** Start PROVIDED RECORDS **
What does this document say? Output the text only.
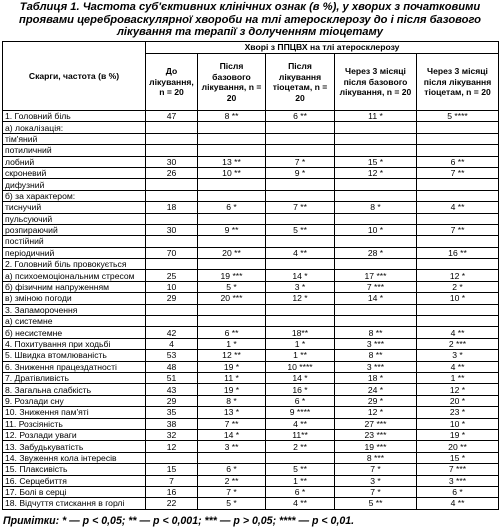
Таблиця 1. Частота суб'єктивних клінічних ознак (в %), у хворих з початковими проявами цереброваскулярної хвороби на тлі атеросклерозу до і після базового лікування та терапії з долученням тіоцетаму
Скарги, частота (в %)	Хворі з ППЦВХ на тлі атеросклерозу				
	До лікування, n = 20	Після базового лікування, n = 20	Після лікування тіоцетам, n = 20	Через 3 місяці після базового лікування, n = 20	Через 3 місяці після лікування тіоцетам, n = 20
1. Головний біль	47	8 **	6 **	11 *	5 ****
а) локалізація:					
тім'яний					
потиличний					
лобний	30	13 **	7 *	15 *	6 **
скроневий	26	10 **	9 *	12 *	7 **
дифузний					
б) за характером:					
тиснучий	18	6 *	7 **	8 *	4 **
пульсуючий					
розпираючий	30	9 **	5 **	10 *	7 **
постійний					
періодичний	70	20 **	4 **	28 *	16 **
2. Головний біль провокується					
а) психоемоціональним стресом	25	19 ***	14 *	17 ***	12 *
б) фізичним напруженням	10	5 *	3 *	7 ***	2 *
в) зміною погоди	29	20 ***	12 *	14 *	10 *
3. Запаморочення					
а) системне					
б) несистемне	42	6 **	18**	8 **	4 **
4. Похитування при ходьбі	4	1 *	1 *	3 ***	2 ***
5. Швидка втомлюваність	53	12 **	1 **	8 **	3 *
6. Зниження працездатності	48	19 *	10 ****	3 ***	4 **
7. Дратівливість	51	11 *	14 *	18 *	1 **
8. Загальна слабкість	43	19 *	16 *	24 *	12 *
9. Розлади сну	29	8 *	6 *	29 *	20 *
10. Зниження пам'яті	35	13 *	9 ****	12 *	23 *
11. Розсіяність	38	7 **	4 **	27 ***	10 *
12. Розлади уваги	32	14 *	11**	23 ***	19 *
13. Забудькуватість	12	3 **	2 **	19 ***	20 **
14. Звуження кола інтересів				8 ***	15 *
15. Плаксивість	15	6 *	5 **	7 *	7 ***
16. Серцебиття	7	2 **	1 **	3 *	3 ***
17. Болі в серці	16	7 *	6 *	7 *	6 *
18. Відчуття стискання в горлі	22	5 *	4 **	5 **	4 **
Примітки: * — p < 0,05; ** — p < 0,001; *** — p > 0,05; **** — p < 0,01.
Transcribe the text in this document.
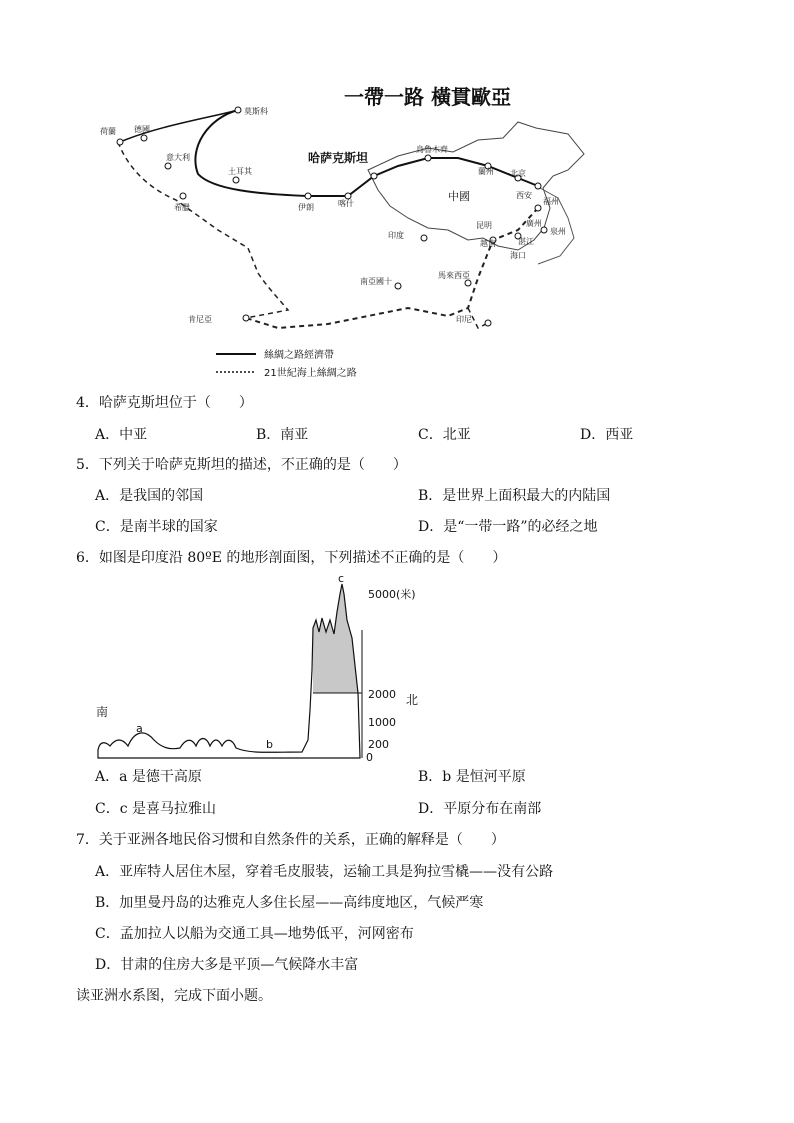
一帶一路 橫貫歐亞
莫斯科
荷蘭 德國
意大利
希臘
土耳其
伊朗	喀什
烏魯木齊
蘭州 北京
西安
福州
泉州
廣州
湛江
海口
昆明
越南
印度
南亞國十
馬來西亞
印尼
肯尼亞
哈萨克斯坦
中國
絲綢之路經濟帶
21世紀海上絲綢之路
4．哈萨克斯坦位于（　　）
A．中亚	B．南亚	C．北亚	D．西亚
5．下列关于哈萨克斯坦的描述，不正确的是（　　）
A．是我国的邻国	B．是世界上面积最大的内陆国
C．是南半球的国家	D．是“一带一路”的必经之地
6．如图是印度沿 80ºE 的地形剖面图，下列描述不正确的是（　　）
南
北
a
b
c
5000(米)
2000
1000
200
0
A．a 是德干高原	B．b 是恒河平原
C．c 是喜马拉雅山	D．平原分布在南部
7．关于亚洲各地民俗习惯和自然条件的关系，正确的解释是（　　）
A．亚库特人居住木屋，穿着毛皮服装，运输工具是狗拉雪橇——没有公路
B．加里曼丹岛的达雅克人多住长屋——高纬度地区，气候严寒
C．孟加拉人以船为交通工具—地势低平，河网密布
D．甘肃的住房大多是平顶—气候降水丰富
读亚洲水系图，完成下面小题。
** End PROVIDED RECORDS **
* _SHORT TASK_
Transcribe the full listing above exactly as it stands, minus the pictures.

* _OUTPUT OF THE EXERCISE_
What does this document say? Output the text only.
Таблиця 1. Частота суб'єктивних клінічних ознак (в %), у хворих з початковими проявами цереброваскулярної хвороби на тлі атеросклерозу до і після базового лікування та терапії з долученням тіоцетаму
Скарги, частота (в %)	Хворі з ППЦВХ на тлі атеросклерозу				
	До лікування, n = 20	Після базового лікування, n = 20	Після лікування тіоцетам, n = 20	Через 3 місяці після базового лікування, n = 20	Через 3 місяці після лікування тіоцетам, n = 20
1. Головний біль	47	8 **	6 **	11 *	5 ****
а) локалізація:					
тім'яний					
потиличний					
лобний	30	13 **	7 *	15 *	6 **
скроневий	26	10 **	9 *	12 *	7 **
дифузний					
б) за характером:					
тиснучий	18	6 *	7 **	8 *	4 **
пульсуючий					
розпираючий	30	9 **	5 **	10 *	7 **
постійний					
періодичний	70	20 **	4 **	28 *	16 **
2. Головний біль провокується					
а) психоемоціональним стресом	25	19 ***	14 *	17 ***	12 *
б) фізичним напруженням	10	5 *	3 *	7 ***	2 *
в) зміною погоди	29	20 ***	12 *	14 *	10 *
3. Запаморочення					
а) системне					
б) несистемне	42	6 **	18**	8 **	4 **
4. Похитування при ходьбі	4	1 *	1 *	3 ***	2 ***
5. Швидка втомлюваність	53	12 **	1 **	8 **	3 *
6. Зниження працездатності	48	19 *	10 ****	3 ***	4 **
7. Дратівливість	51	11 *	14 *	18 *	1 **
8. Загальна слабкість	43	19 *	16 *	24 *	12 *
9. Розлади сну	29	8 *	6 *	29 *	20 *
10. Зниження пам'яті	35	13 *	9 ****	12 *	23 *
11. Розсіяність	38	7 **	4 **	27 ***	10 *
12. Розлади уваги	32	14 *	11**	23 ***	19 *
13. Забудькуватість	12	3 **	2 **	19 ***	20 **
14. Звуження кола інтересів				8 ***	15 *
15. Плаксивість	15	6 *	5 **	7 *	7 ***
16. Серцебиття	7	2 **	1 **	3 *	3 ***
17. Болі в серці	16	7 *	6 *	7 *	6 *
18. Відчуття стискання в горлі	22	5 *	4 **	5 **	4 **
Примітки: * — p < 0,05; ** — p < 0,001; *** — p > 0,05; **** — p < 0,01.
Transcribe the text in this document.
一帶一路 橫貫歐亞
莫斯科
荷蘭 德國
意大利
希臘
土耳其
伊朗	喀什
烏魯木齊
蘭州 北京
西安
福州
泉州
廣州
湛江
海口
昆明
越南
印度
南亞國十
馬來西亞
印尼
肯尼亞
哈萨克斯坦
中國
絲綢之路經濟帶
21世紀海上絲綢之路
4．哈萨克斯坦位于（　　）
A．中亚	B．南亚	C．北亚	D．西亚
5．下列关于哈萨克斯坦的描述，不正确的是（　　）
A．是我国的邻国	B．是世界上面积最大的内陆国
C．是南半球的国家	D．是“一带一路”的必经之地
6．如图是印度沿 80ºE 的地形剖面图，下列描述不正确的是（　　）
南
北
a
b
c
5000(米)
2000
1000
200
0
A．a 是德干高原	B．b 是恒河平原
C．c 是喜马拉雅山	D．平原分布在南部
7．关于亚洲各地民俗习惯和自然条件的关系，正确的解释是（　　）
A．亚库特人居住木屋，穿着毛皮服装，运输工具是狗拉雪橇——没有公路
B．加里曼丹岛的达雅克人多住长屋——高纬度地区，气候严寒
C．孟加拉人以船为交通工具—地势低平，河网密布
D．甘肃的住房大多是平顶—气候降水丰富
读亚洲水系图，完成下面小题。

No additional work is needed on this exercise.